▶ _Written problem_
Each line below should be reproduced without any alteration.

▶ _Collected data entries_
= = = = =

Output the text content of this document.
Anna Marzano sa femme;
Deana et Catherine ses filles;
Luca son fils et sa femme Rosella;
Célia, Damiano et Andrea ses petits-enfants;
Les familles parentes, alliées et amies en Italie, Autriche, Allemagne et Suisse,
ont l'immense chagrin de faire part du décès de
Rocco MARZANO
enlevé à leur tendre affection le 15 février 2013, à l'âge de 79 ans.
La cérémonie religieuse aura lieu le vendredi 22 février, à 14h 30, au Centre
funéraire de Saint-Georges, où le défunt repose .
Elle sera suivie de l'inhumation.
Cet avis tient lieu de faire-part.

= = = = =

▶ _Solution below_
Output the text content of this document.
Anna Marzano sa femme;
Deana et Catherine ses filles;
Luca son fils et sa femme Rosella;
Célia, Damiano et Andrea ses petits-enfants;
Les familles parentes, alliées et amies en Italie, Autriche, Allemagne et Suisse,
ont l'immense chagrin de faire part du décès de
Rocco MARZANO
enlevé à leur tendre affection le 15 février 2013, à l'âge de 79 ans.
La cérémonie religieuse aura lieu le vendredi 22 février, à 14h 30, au Centre
funéraire de Saint-Georges, où le défunt repose .
Elle sera suivie de l'inhumation.
Cet avis tient lieu de faire-part.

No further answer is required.